* **Task description**
Read the records and gather each line that includes "Diakonisse".

==== Source records ====

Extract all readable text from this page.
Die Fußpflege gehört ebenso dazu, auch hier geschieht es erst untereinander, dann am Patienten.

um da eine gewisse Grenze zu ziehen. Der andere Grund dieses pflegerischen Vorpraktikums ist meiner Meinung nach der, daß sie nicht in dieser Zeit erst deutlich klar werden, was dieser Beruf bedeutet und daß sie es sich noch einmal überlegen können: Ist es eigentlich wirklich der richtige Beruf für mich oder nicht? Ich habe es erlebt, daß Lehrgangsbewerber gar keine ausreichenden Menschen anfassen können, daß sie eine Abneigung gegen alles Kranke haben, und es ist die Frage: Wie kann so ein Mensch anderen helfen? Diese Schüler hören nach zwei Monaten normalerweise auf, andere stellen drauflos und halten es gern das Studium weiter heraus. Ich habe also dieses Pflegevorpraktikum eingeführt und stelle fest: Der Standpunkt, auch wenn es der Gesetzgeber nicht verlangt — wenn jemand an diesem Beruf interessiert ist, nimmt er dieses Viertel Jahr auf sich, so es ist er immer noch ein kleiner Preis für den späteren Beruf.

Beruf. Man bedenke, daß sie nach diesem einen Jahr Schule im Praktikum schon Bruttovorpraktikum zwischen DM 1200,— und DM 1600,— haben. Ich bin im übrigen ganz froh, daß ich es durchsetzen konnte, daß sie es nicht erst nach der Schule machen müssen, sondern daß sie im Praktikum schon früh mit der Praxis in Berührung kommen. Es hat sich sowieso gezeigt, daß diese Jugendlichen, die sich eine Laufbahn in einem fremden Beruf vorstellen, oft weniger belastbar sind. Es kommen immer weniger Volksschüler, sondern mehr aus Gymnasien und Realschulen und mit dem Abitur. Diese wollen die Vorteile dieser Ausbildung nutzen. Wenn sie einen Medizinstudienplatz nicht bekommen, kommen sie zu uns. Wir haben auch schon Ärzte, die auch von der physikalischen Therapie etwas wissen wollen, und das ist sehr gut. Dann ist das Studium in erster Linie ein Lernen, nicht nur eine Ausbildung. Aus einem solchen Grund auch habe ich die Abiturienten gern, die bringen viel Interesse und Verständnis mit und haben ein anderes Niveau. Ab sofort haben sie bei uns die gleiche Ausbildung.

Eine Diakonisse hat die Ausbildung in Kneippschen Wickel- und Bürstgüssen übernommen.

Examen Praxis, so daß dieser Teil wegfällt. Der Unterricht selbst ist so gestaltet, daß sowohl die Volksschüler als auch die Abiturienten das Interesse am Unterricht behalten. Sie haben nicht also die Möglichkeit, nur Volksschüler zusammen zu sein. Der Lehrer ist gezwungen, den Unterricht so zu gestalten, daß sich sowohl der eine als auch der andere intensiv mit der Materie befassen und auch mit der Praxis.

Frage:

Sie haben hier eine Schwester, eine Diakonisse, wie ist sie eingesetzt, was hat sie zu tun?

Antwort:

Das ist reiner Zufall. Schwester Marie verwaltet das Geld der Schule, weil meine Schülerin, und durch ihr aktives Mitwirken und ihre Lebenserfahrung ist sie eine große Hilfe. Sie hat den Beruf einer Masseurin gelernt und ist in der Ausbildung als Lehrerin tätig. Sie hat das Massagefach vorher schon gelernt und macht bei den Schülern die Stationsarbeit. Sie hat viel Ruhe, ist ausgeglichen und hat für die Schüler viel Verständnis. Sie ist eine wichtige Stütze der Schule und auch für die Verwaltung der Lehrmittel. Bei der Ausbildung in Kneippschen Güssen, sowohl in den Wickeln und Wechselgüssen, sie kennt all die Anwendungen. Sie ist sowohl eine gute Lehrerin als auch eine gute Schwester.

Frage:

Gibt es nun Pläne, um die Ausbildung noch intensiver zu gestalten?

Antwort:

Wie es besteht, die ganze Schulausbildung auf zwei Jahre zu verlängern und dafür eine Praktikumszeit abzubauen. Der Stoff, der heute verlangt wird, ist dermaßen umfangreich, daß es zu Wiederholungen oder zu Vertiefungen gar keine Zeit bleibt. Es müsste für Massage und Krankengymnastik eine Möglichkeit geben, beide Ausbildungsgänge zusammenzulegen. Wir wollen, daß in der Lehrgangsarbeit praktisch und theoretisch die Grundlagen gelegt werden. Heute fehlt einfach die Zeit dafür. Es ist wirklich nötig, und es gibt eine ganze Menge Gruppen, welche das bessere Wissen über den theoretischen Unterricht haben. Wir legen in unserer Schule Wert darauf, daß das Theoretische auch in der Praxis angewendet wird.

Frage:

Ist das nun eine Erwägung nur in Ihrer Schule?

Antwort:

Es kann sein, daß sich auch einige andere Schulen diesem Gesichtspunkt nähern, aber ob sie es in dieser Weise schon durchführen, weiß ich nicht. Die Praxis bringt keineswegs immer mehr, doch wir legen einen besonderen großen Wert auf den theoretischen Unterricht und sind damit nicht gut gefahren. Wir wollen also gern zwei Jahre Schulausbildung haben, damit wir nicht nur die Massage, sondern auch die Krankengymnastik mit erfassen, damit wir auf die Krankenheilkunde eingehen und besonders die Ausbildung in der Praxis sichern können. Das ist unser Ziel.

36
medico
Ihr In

====

* **Response for this exercise**
Eine Diakonisse hat die Ausbildung in Kneippschen Wickel- und Bürstgüssen übernommen.
Sie haben hier eine Schwester, eine Diakonisse, wie ist sie eingesetzt, was hat sie zu tun?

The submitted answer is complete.